--- BEGIN Records for this task ---

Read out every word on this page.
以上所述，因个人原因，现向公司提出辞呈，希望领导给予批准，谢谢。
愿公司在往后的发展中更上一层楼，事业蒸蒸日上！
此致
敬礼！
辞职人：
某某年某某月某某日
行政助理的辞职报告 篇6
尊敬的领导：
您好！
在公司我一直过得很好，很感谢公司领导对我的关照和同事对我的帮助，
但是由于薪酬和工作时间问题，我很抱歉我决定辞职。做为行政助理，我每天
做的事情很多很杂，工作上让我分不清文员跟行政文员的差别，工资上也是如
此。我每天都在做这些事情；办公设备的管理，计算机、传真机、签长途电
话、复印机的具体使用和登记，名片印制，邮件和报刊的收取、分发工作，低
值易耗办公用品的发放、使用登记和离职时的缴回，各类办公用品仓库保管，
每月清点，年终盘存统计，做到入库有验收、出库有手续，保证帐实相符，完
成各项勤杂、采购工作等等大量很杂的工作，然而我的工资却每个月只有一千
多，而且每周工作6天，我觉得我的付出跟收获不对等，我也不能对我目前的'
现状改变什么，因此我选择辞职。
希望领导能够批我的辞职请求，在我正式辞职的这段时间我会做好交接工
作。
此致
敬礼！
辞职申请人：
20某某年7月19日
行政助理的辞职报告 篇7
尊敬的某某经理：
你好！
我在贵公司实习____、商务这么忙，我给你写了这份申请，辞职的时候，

--- END Records for this task ---

▶ [Written instruction]
Reproduce the listing above word for word.

▶ [Output of the exercise]
Read out every word on this page.
以上所述，因个人原因，现向公司提出辞呈，希望领导给予批准，谢谢。
愿公司在往后的发展中更上一层楼，事业蒸蒸日上！
此致
敬礼！
辞职人：
某某年某某月某某日
行政助理的辞职报告 篇6
尊敬的领导：
您好！
在公司我一直过得很好，很感谢公司领导对我的关照和同事对我的帮助，
但是由于薪酬和工作时间问题，我很抱歉我决定辞职。做为行政助理，我每天
做的事情很多很杂，工作上让我分不清文员跟行政文员的差别，工资上也是如
此。我每天都在做这些事情；办公设备的管理，计算机、传真机、签长途电
话、复印机的具体使用和登记，名片印制，邮件和报刊的收取、分发工作，低
值易耗办公用品的发放、使用登记和离职时的缴回，各类办公用品仓库保管，
每月清点，年终盘存统计，做到入库有验收、出库有手续，保证帐实相符，完
成各项勤杂、采购工作等等大量很杂的工作，然而我的工资却每个月只有一千
多，而且每周工作6天，我觉得我的付出跟收获不对等，我也不能对我目前的'
现状改变什么，因此我选择辞职。
希望领导能够批我的辞职请求，在我正式辞职的这段时间我会做好交接工
作。
此致
敬礼！
辞职申请人：
20某某年7月19日
行政助理的辞职报告 篇7
尊敬的某某经理：
你好！
我在贵公司实习____、商务这么忙，我给你写了这份申请，辞职的时候，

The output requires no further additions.